■ EXTRACTED TEXT:

• • • • • • •

# Under 18 don't look here!



## Itchy Brother (Aug 22, 2008)

Ok! got ya to look.Do ya think I should make doors for the top half also??Itchy


----------



## mdlbldrmatt135 (Dec 6, 2006)

That looks great! if you were to do doors for the top, maybe go with glass panels?


----------



## Itchy Brother (Aug 22, 2008)

Now thats an idea!Itchy


----------



## rocklobster (Jun 18, 2008)

That was pretty tricky with the title, Itchy. I was only looking in case it was something I needed to report.:innocent:

I think it looks great as it is. Glass paneled doors would work out well, I'm sure, but it doesn't look like it's missing anything. Nice work.

Rob


----------



## Itchy Brother (Aug 22, 2008)

Ya Rob.I'm kind of all full of myself right now,He He!Thanks fer lookin 'er leering.Most of all your input is important yo me TY.Itchy


----------



## pabloj13 (Dec 10, 2009)

I agree that glass panels would look good, but I also think it looks great now.


----------



## ~WoodChuck~ (Jan 17, 2009)

yup i think glass panels or leave it as is. Looks great as is though.


----------



## nblumert (Oct 15, 2008)

Glass panels on top, or just stop while your ahead. You did a nice job.
Nick


----------



## ACP (Jan 24, 2009)

That looks great Itchy, but I also think glass panels would look great too.


----------



## Eusibius2 (Jan 6, 2010)

I like it the way it is... great job


----------



## JohnK007 (Nov 14, 2009)

Call it a day and leave it "topless". You did a great job!


----------



## Chad (May 10, 2009)

Yes I looked to. Very nice, my two cents Glass paned also.


----------



## wooddude9 (Sep 6, 2008)

Got me to look you crafty guy, looks good the way it is.


----------



## rrich (Jun 24, 2009)

I would go with panel doors. SWMBO says that glass doors are intended to catch the eye and display what is inside.

Ask your SWMBO and follow her advice. :laughing:


----------



## wletson (Jan 11, 2010)

• • • • • • •

■ SUPPLIED RECORDS:
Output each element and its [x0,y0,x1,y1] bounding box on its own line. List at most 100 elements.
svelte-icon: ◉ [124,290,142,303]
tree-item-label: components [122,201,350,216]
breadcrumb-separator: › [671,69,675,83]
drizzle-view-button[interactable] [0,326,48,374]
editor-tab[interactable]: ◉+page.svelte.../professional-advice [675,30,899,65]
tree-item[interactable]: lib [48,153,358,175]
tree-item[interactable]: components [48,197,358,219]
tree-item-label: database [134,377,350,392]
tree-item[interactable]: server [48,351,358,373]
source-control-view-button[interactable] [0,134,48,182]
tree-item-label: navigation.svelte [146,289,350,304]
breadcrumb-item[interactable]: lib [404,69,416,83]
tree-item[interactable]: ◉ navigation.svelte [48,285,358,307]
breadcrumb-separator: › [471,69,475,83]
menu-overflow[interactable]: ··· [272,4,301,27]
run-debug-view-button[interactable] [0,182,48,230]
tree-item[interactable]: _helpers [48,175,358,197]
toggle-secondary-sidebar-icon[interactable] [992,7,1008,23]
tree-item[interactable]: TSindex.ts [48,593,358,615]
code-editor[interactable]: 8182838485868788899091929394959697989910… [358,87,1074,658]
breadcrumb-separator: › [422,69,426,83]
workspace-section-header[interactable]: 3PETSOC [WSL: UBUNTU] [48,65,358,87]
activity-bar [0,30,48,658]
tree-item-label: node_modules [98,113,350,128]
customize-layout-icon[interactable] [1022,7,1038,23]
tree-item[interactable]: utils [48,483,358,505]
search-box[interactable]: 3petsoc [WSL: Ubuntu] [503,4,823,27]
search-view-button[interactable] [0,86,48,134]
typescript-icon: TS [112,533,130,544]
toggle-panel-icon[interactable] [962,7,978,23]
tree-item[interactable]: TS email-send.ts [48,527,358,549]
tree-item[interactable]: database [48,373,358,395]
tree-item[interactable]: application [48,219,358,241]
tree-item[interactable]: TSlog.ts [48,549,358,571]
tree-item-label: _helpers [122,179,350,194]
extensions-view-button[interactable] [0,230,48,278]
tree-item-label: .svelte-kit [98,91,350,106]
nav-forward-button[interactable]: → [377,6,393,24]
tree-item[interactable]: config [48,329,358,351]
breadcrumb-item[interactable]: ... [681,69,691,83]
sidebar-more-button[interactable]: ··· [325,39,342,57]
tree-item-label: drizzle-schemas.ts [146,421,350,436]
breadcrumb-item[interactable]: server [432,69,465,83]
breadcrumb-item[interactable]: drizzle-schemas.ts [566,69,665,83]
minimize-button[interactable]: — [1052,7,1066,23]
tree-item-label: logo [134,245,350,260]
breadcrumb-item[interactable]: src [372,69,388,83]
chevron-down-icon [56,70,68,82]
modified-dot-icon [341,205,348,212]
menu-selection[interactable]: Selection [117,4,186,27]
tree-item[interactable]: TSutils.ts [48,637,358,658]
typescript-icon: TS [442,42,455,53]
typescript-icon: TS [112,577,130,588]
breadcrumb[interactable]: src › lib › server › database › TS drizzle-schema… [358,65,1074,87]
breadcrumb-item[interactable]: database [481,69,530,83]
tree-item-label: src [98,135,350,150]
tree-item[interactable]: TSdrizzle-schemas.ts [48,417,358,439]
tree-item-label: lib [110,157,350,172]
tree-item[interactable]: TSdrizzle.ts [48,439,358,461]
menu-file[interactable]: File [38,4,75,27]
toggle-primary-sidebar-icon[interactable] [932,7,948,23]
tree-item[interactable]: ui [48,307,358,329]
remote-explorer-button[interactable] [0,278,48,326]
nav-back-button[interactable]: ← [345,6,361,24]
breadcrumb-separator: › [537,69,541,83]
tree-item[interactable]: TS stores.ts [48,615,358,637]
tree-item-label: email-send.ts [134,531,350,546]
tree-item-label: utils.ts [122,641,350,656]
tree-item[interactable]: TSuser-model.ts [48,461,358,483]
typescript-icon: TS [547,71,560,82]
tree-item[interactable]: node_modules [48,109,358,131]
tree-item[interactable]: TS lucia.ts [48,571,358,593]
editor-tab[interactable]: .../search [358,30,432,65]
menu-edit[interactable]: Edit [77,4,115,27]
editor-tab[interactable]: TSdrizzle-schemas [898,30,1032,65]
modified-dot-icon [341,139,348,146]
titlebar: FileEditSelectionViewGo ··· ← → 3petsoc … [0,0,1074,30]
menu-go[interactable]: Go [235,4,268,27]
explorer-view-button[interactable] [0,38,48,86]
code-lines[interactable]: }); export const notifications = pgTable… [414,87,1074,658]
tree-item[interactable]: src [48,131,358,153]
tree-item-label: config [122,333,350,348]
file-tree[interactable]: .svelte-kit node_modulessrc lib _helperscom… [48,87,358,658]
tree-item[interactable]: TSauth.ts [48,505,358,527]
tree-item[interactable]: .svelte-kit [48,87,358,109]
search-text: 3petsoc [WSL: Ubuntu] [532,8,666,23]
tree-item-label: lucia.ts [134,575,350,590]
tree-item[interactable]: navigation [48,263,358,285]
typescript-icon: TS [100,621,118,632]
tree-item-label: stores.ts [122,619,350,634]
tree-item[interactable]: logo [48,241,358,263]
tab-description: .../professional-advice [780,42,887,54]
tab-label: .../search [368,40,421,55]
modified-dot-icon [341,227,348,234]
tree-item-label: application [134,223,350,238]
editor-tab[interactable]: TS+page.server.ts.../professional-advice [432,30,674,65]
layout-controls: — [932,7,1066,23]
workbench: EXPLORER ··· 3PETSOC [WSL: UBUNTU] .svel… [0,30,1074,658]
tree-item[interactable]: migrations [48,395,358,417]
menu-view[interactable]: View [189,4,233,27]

• • • • • • •

■ WHAT IS BEING ASKED:
Extend the forum thread on whether to add doors to the top half, picking up right after its final line.

■ THE REPLY:
As an alternative, what about two tall skinny glass panel doors, the full height of the cabinet, for the center section. Leaving the two outside uppers open?

Looks great no matter what you decide.


----------



## garryswf (Aug 17, 2009)

Itchy you are a sneaky fellow :laughing:. The piece of furniture you posted is beautiful-----LEAVE IT ALONE, IT DOES NOT NEED ANY MORE DOORS:thumbsup:. Great work Itch :thumbsup:. One more thing, is the picture on the top center your better looking twin brother :laughing: BTW, if you put doors on the top that will keep out most dust and then your better half won't have anything to do, get my drift.


----------



## Eusibius2 (Jan 6, 2010)

rrich said:


> I would go with panel doors. SWMBO says that glass doors are intended to catch the eye and display what is inside.
> 
> Ask your SWMBO and follow her advice. :laughing:


Hahaha - good advice! Always follow the wife! LOL


----------



## Itchy Brother (Aug 22, 2008)

Garry,Nope thats a pic of my dad,he died about 20 yrs. ago.Some do say we look alike tho.I'm surprised nobody noticed the little donald duck figurine tho,LOL Itchy


----------



## frankp (Oct 29, 2007)

I'll vote for leaving it as is. I like the open look of the top and find that if there are too many doors on cabinets like this the space often doesn't get used. YMMV though. Good job, Itchy.


----------



## RDR (Feb 8, 2010)

I think it looks great, too. You could do the glass doors, OR you could start a whole new project! I'd leave it alone, though.

-Rich


----------



## Itchy Brother (Aug 22, 2008)

A new project is in order,like a cabinet for this,#2393.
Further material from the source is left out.